(Items from a figure collection)
**********
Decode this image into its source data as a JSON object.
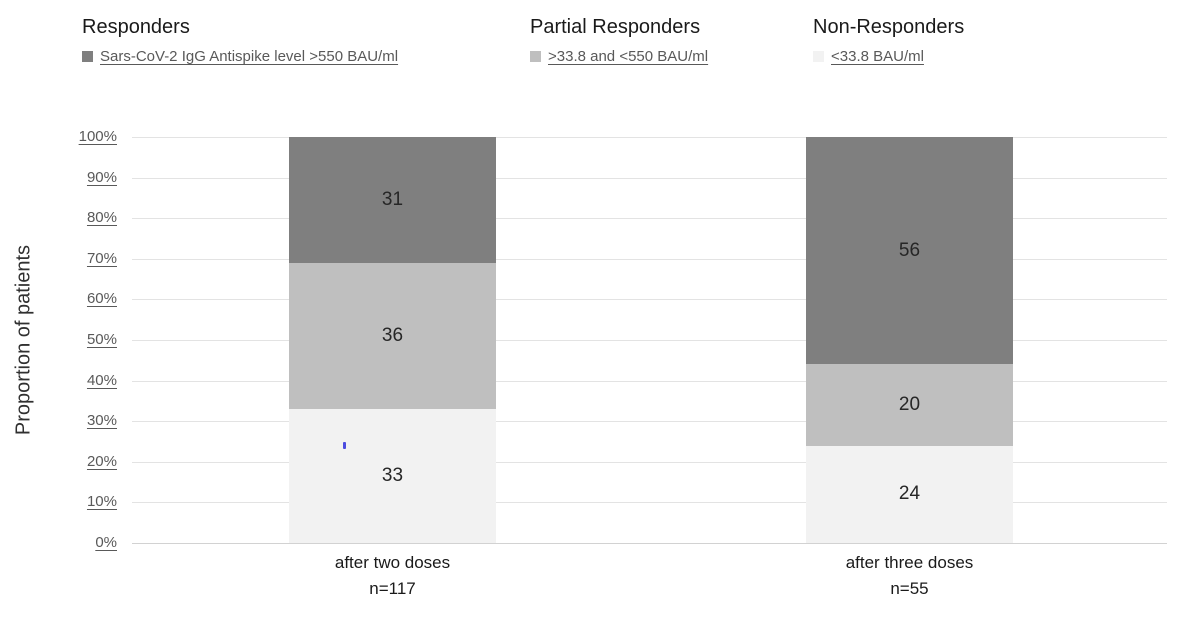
{
  "legend": {
    "groups": [
      {
        "title": "Responders",
        "label": "Sars-CoV-2 IgG Antispike level >550 BAU/ml"
      },
      {
        "title": "Partial Responders",
        "label": ">33.8 and <550 BAU/ml"
      },
      {
        "title": "Non-Responders",
        "label": "<33.8 BAU/ml"
      }
    ]
  },
  "chart_data": {
    "type": "bar",
    "stacked": true,
    "title": "",
    "ylabel": "Proportion of patients",
    "xlabel": "",
    "ylim": [
      0,
      100
    ],
    "ytick_step": 10,
    "ytick_labels": [
      "100%",
      "90%",
      "80%",
      "70%",
      "60%",
      "50%",
      "40%",
      "30%",
      "20%",
      "10%",
      "0%"
    ],
    "grid": true,
    "legend_position": "top",
    "categories": [
      "after two doses",
      "after three doses"
    ],
    "category_sublabels": [
      "n=117",
      "n=55"
    ],
    "series": [
      {
        "name": "Responders: Sars-CoV-2 IgG Antispike level >550 BAU/ml",
        "color": "#7f7f7f",
        "values": [
          31,
          56
        ]
      },
      {
        "name": "Partial Responders: >33.8 and <550 BAU/ml",
        "color": "#bfbfbf",
        "values": [
          36,
          20
        ]
      },
      {
        "name": "Non-Responders: <33.8 BAU/ml",
        "color": "#f2f2f2",
        "values": [
          33,
          24
        ]
      }
    ],
    "value_labels_shown": true
  },
  "colors": {
    "responders": "#7f7f7f",
    "partial_responders": "#bfbfbf",
    "non_responders": "#f2f2f2",
    "gridline": "#e3e3e3",
    "axis_line": "#d2d2d2",
    "tick_label": "#595959",
    "legend_sublabel": "#595959",
    "heading_text": "#1a1a1a",
    "stray_mark": "#4c4ce0"
  }
}
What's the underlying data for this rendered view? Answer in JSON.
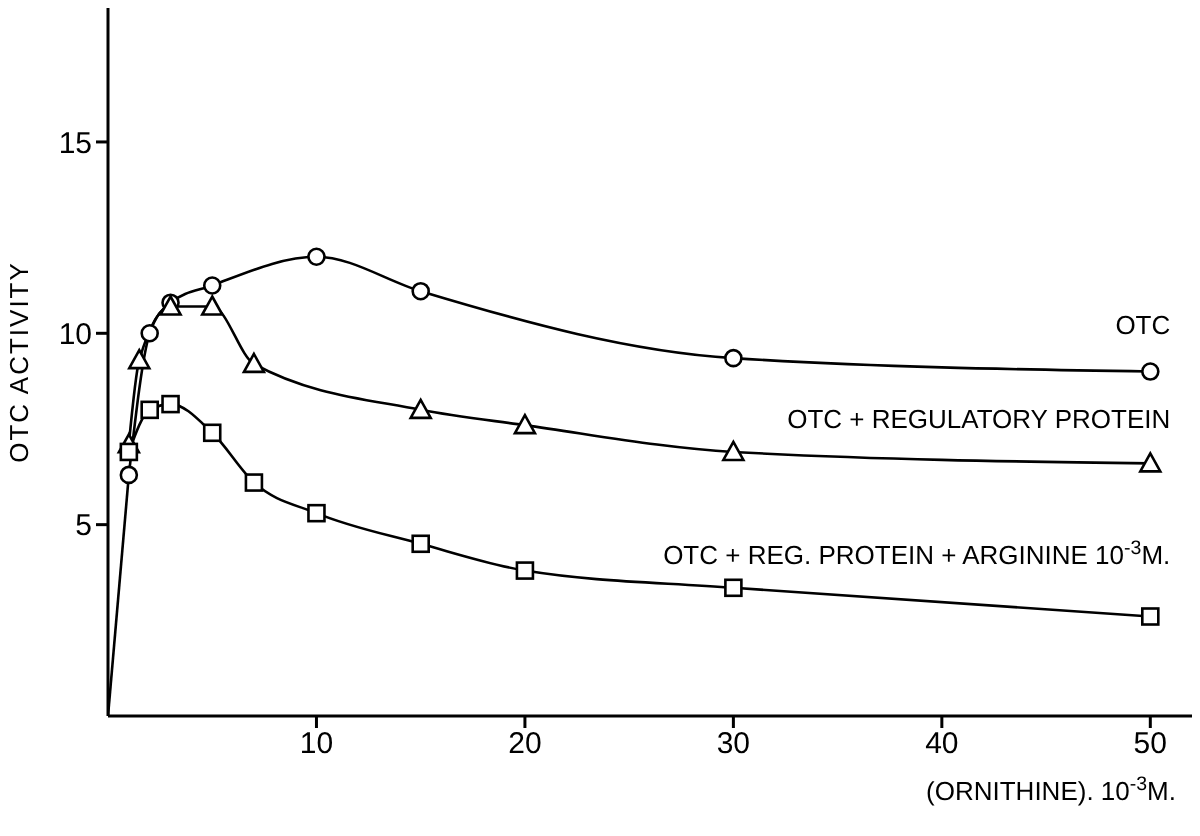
{
  "chart_data": {
    "type": "line",
    "xlabel": "(ORNITHINE). 10$^{-3}$M.",
    "ylabel": "OTC ACTIVITY",
    "xlim": [
      0,
      52
    ],
    "ylim": [
      0,
      18.5
    ],
    "xticks": [
      10,
      20,
      30,
      40,
      50
    ],
    "yticks": [
      5,
      10,
      15
    ],
    "grid": false,
    "legend": false,
    "line_style": "solid",
    "series": [
      {
        "name": "OTC",
        "color": "#000000",
        "marker": "circle",
        "x": [
          1,
          2,
          3,
          5,
          10,
          15,
          30,
          50
        ],
        "values": [
          6.3,
          10.0,
          10.8,
          11.25,
          12.0,
          11.1,
          9.35,
          9.0
        ]
      },
      {
        "name": "OTC + REGULATORY PROTEIN",
        "color": "#000000",
        "marker": "triangle",
        "x": [
          1,
          1.5,
          3,
          5,
          7,
          15,
          20,
          30,
          50
        ],
        "values": [
          7.1,
          9.3,
          10.7,
          10.7,
          9.2,
          8.0,
          7.6,
          6.9,
          6.6
        ]
      },
      {
        "name": "OTC + REG. PROTEIN + ARGININE 10$^{-3}$M.",
        "color": "#000000",
        "marker": "square",
        "x": [
          1,
          2,
          3,
          5,
          7,
          10,
          15,
          20,
          30,
          50
        ],
        "values": [
          6.9,
          8.0,
          8.15,
          7.4,
          6.1,
          5.3,
          4.5,
          3.8,
          3.35,
          2.6
        ]
      },
      {
        "color": "#000000",
        "marker": "none",
        "x": [
          0,
          1
        ],
        "values": [
          0,
          6.3
        ]
      }
    ]
  }
}
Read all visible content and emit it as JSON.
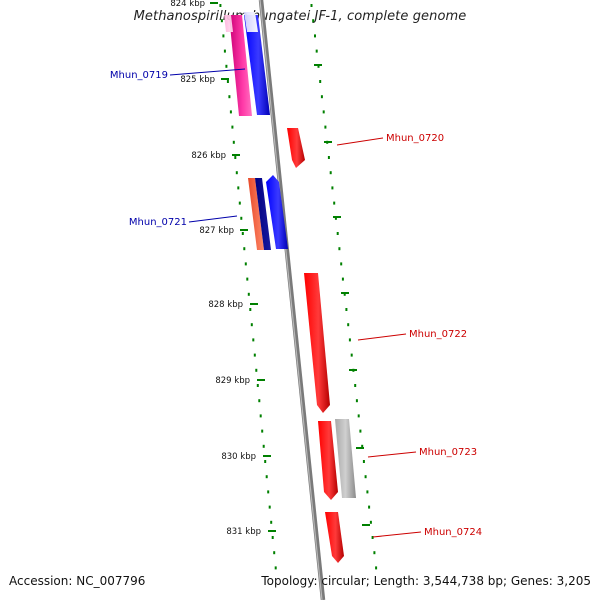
{
  "title": "Methanospirillum hungatei JF-1, complete genome",
  "footer": {
    "accession": "Accession: NC_007796",
    "summary": "Topology: circular; Length: 3,544,738 bp; Genes: 3,205"
  },
  "colors": {
    "forward_strand": "#0000ff",
    "reverse_strand": "#ff0000",
    "backbone": "#808080",
    "ticks": "#008000"
  },
  "ticks": [
    {
      "kbp": 824,
      "label": "824 kbp"
    },
    {
      "kbp": 825,
      "label": "825 kbp"
    },
    {
      "kbp": 826,
      "label": "826 kbp"
    },
    {
      "kbp": 827,
      "label": "827 kbp"
    },
    {
      "kbp": 828,
      "label": "828 kbp"
    },
    {
      "kbp": 829,
      "label": "829 kbp"
    },
    {
      "kbp": 830,
      "label": "830 kbp"
    },
    {
      "kbp": 831,
      "label": "831 kbp"
    }
  ],
  "genes": [
    {
      "name": "Mhun_0719",
      "label": "Mhun_0719"
    },
    {
      "name": "Mhun_0720",
      "label": "Mhun_0720"
    },
    {
      "name": "Mhun_0721",
      "label": "Mhun_0721"
    },
    {
      "name": "Mhun_0722",
      "label": "Mhun_0722"
    },
    {
      "name": "Mhun_0723",
      "label": "Mhun_0723"
    },
    {
      "name": "Mhun_0724",
      "label": "Mhun_0724"
    }
  ]
}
**********
* **TRY IT**
Each line of the entries that holds "Sars" should be counted, and only the total given.

* **THE ANSWER**
2